--- TASK REQUIREMENTS ---
Write out all of the entries exactly as given.

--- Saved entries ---
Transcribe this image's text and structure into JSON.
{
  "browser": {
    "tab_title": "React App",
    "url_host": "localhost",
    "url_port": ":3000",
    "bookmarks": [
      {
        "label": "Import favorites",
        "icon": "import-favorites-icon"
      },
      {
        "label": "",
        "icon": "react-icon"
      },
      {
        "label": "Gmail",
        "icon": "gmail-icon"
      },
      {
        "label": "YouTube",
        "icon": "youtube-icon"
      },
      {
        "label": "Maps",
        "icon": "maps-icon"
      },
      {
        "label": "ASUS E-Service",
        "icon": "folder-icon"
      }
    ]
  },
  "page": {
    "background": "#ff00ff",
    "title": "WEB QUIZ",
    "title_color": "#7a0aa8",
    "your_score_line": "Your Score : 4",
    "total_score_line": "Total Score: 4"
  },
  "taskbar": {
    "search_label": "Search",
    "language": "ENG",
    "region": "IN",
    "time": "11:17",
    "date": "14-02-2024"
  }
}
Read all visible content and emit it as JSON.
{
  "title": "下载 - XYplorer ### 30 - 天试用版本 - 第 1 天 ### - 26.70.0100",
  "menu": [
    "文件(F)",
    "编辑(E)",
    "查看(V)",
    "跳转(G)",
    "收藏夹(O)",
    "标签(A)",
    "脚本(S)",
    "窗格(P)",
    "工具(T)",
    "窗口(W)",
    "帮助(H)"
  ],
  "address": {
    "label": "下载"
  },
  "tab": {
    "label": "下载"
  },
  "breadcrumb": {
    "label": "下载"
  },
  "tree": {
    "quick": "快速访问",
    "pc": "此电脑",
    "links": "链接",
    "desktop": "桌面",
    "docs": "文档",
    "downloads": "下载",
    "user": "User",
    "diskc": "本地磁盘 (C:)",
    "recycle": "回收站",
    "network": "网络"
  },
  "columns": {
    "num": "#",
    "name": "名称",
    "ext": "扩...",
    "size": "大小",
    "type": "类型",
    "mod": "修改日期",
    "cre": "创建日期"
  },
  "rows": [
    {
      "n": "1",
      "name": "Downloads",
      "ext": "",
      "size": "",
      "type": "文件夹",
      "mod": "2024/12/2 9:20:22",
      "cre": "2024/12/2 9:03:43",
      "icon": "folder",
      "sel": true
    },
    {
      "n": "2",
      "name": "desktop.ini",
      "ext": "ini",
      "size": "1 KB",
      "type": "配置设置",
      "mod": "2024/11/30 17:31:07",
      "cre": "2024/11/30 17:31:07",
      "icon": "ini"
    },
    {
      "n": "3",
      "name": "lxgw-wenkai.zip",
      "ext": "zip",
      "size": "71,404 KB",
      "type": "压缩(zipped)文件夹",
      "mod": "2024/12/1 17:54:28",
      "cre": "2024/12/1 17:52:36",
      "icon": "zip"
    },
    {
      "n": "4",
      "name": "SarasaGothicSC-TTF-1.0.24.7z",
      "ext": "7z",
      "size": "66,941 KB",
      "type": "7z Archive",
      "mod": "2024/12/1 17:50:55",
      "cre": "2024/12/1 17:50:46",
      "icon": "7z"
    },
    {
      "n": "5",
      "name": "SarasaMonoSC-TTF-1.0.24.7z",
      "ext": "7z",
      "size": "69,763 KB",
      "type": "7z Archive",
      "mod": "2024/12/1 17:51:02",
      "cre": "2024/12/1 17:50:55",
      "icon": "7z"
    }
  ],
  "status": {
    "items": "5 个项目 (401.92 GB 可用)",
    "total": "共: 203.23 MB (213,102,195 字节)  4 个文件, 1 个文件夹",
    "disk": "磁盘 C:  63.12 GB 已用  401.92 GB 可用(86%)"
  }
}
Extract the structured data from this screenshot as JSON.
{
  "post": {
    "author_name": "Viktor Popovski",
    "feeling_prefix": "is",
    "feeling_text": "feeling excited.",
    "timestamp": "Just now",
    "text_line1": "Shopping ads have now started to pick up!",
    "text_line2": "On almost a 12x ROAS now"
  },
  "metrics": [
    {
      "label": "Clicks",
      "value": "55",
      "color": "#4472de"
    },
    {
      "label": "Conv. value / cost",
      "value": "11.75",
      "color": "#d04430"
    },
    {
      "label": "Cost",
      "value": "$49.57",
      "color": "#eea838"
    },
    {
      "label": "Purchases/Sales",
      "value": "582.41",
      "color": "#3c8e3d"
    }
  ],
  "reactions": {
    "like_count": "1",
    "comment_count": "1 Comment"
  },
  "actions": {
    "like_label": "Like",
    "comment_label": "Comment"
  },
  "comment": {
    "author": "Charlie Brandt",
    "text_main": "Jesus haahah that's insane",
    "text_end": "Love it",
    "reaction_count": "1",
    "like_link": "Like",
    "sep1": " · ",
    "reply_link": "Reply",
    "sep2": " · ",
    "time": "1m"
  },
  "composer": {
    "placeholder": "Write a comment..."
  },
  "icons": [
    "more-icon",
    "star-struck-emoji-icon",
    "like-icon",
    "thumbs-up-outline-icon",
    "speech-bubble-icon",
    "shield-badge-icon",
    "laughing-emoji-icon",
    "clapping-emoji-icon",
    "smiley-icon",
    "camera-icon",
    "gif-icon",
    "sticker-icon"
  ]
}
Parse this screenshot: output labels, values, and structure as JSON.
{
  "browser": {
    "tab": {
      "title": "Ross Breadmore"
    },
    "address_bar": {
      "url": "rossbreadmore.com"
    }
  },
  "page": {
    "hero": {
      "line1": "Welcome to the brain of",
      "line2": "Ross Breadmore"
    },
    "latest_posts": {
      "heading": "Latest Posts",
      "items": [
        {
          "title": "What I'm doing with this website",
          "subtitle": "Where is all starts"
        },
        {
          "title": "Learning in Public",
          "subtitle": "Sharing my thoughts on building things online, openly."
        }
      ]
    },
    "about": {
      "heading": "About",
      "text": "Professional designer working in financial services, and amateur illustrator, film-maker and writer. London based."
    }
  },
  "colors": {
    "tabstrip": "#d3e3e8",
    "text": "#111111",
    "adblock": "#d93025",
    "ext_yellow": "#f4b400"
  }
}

--- WRITTEN SOLUTION ---
Transcribe this image's text and structure into JSON.
{
  "browser": {
    "tab_title": "React App",
    "url_host": "localhost",
    "url_port": ":3000",
    "bookmarks": [
      {
        "label": "Import favorites",
        "icon": "import-favorites-icon"
      },
      {
        "label": "",
        "icon": "react-icon"
      },
      {
        "label": "Gmail",
        "icon": "gmail-icon"
      },
      {
        "label": "YouTube",
        "icon": "youtube-icon"
      },
      {
        "label": "Maps",
        "icon": "maps-icon"
      },
      {
        "label": "ASUS E-Service",
        "icon": "folder-icon"
      }
    ]
  },
  "page": {
    "background": "#ff00ff",
    "title": "WEB QUIZ",
    "title_color": "#7a0aa8",
    "your_score_line": "Your Score : 4",
    "total_score_line": "Total Score: 4"
  },
  "taskbar": {
    "search_label": "Search",
    "language": "ENG",
    "region": "IN",
    "time": "11:17",
    "date": "14-02-2024"
  }
}
Read all visible content and emit it as JSON.
{
  "title": "下载 - XYplorer ### 30 - 天试用版本 - 第 1 天 ### - 26.70.0100",
  "menu": [
    "文件(F)",
    "编辑(E)",
    "查看(V)",
    "跳转(G)",
    "收藏夹(O)",
    "标签(A)",
    "脚本(S)",
    "窗格(P)",
    "工具(T)",
    "窗口(W)",
    "帮助(H)"
  ],
  "address": {
    "label": "下载"
  },
  "tab": {
    "label": "下载"
  },
  "breadcrumb": {
    "label": "下载"
  },
  "tree": {
    "quick": "快速访问",
    "pc": "此电脑",
    "links": "链接",
    "desktop": "桌面",
    "docs": "文档",
    "downloads": "下载",
    "user": "User",
    "diskc": "本地磁盘 (C:)",
    "recycle": "回收站",
    "network": "网络"
  },
  "columns": {
    "num": "#",
    "name": "名称",
    "ext": "扩...",
    "size": "大小",
    "type": "类型",
    "mod": "修改日期",
    "cre": "创建日期"
  },
  "rows": [
    {
      "n": "1",
      "name": "Downloads",
      "ext": "",
      "size": "",
      "type": "文件夹",
      "mod": "2024/12/2 9:20:22",
      "cre": "2024/12/2 9:03:43",
      "icon": "folder",
      "sel": true
    },
    {
      "n": "2",
      "name": "desktop.ini",
      "ext": "ini",
      "size": "1 KB",
      "type": "配置设置",
      "mod": "2024/11/30 17:31:07",
      "cre": "2024/11/30 17:31:07",
      "icon": "ini"
    },
    {
      "n": "3",
      "name": "lxgw-wenkai.zip",
      "ext": "zip",
      "size": "71,404 KB",
      "type": "压缩(zipped)文件夹",
      "mod": "2024/12/1 17:54:28",
      "cre": "2024/12/1 17:52:36",
      "icon": "zip"
    },
    {
      "n": "4",
      "name": "SarasaGothicSC-TTF-1.0.24.7z",
      "ext": "7z",
      "size": "66,941 KB",
      "type": "7z Archive",
      "mod": "2024/12/1 17:50:55",
      "cre": "2024/12/1 17:50:46",
      "icon": "7z"
    },
    {
      "n": "5",
      "name": "SarasaMonoSC-TTF-1.0.24.7z",
      "ext": "7z",
      "size": "69,763 KB",
      "type": "7z Archive",
      "mod": "2024/12/1 17:51:02",
      "cre": "2024/12/1 17:50:55",
      "icon": "7z"
    }
  ],
  "status": {
    "items": "5 个项目 (401.92 GB 可用)",
    "total": "共: 203.23 MB (213,102,195 字节)  4 个文件, 1 个文件夹",
    "disk": "磁盘 C:  63.12 GB 已用  401.92 GB 可用(86%)"
  }
}
Extract the structured data from this screenshot as JSON.
{
  "post": {
    "author_name": "Viktor Popovski",
    "feeling_prefix": "is",
    "feeling_text": "feeling excited.",
    "timestamp": "Just now",
    "text_line1": "Shopping ads have now started to pick up!",
    "text_line2": "On almost a 12x ROAS now"
  },
  "metrics": [
    {
      "label": "Clicks",
      "value": "55",
      "color": "#4472de"
    },
    {
      "label": "Conv. value / cost",
      "value": "11.75",
      "color": "#d04430"
    },
    {
      "label": "Cost",
      "value": "$49.57",
      "color": "#eea838"
    },
    {
      "label": "Purchases/Sales",
      "value": "582.41",
      "color": "#3c8e3d"
    }
  ],
  "reactions": {
    "like_count": "1",
    "comment_count": "1 Comment"
  },
  "actions": {
    "like_label": "Like",
    "comment_label": "Comment"
  },
  "comment": {
    "author": "Charlie Brandt",
    "text_main": "Jesus haahah that's insane",
    "text_end": "Love it",
    "reaction_count": "1",
    "like_link": "Like",
    "sep1": " · ",
    "reply_link": "Reply",
    "sep2": " · ",
    "time": "1m"
  },
  "composer": {
    "placeholder": "Write a comment..."
  },
  "icons": [
    "more-icon",
    "star-struck-emoji-icon",
    "like-icon",
    "thumbs-up-outline-icon",
    "speech-bubble-icon",
    "shield-badge-icon",
    "laughing-emoji-icon",
    "clapping-emoji-icon",
    "smiley-icon",
    "camera-icon",
    "gif-icon",
    "sticker-icon"
  ]
}
Parse this screenshot: output labels, values, and structure as JSON.
{
  "browser": {
    "tab": {
      "title": "Ross Breadmore"
    },
    "address_bar": {
      "url": "rossbreadmore.com"
    }
  },
  "page": {
    "hero": {
      "line1": "Welcome to the brain of",
      "line2": "Ross Breadmore"
    },
    "latest_posts": {
      "heading": "Latest Posts",
      "items": [
        {
          "title": "What I'm doing with this website",
          "subtitle": "Where is all starts"
        },
        {
          "title": "Learning in Public",
          "subtitle": "Sharing my thoughts on building things online, openly."
        }
      ]
    },
    "about": {
      "heading": "About",
      "text": "Professional designer working in financial services, and amateur illustrator, film-maker and writer. London based."
    }
  },
  "colors": {
    "tabstrip": "#d3e3e8",
    "text": "#111111",
    "adblock": "#d93025",
    "ext_yellow": "#f4b400"
  }
}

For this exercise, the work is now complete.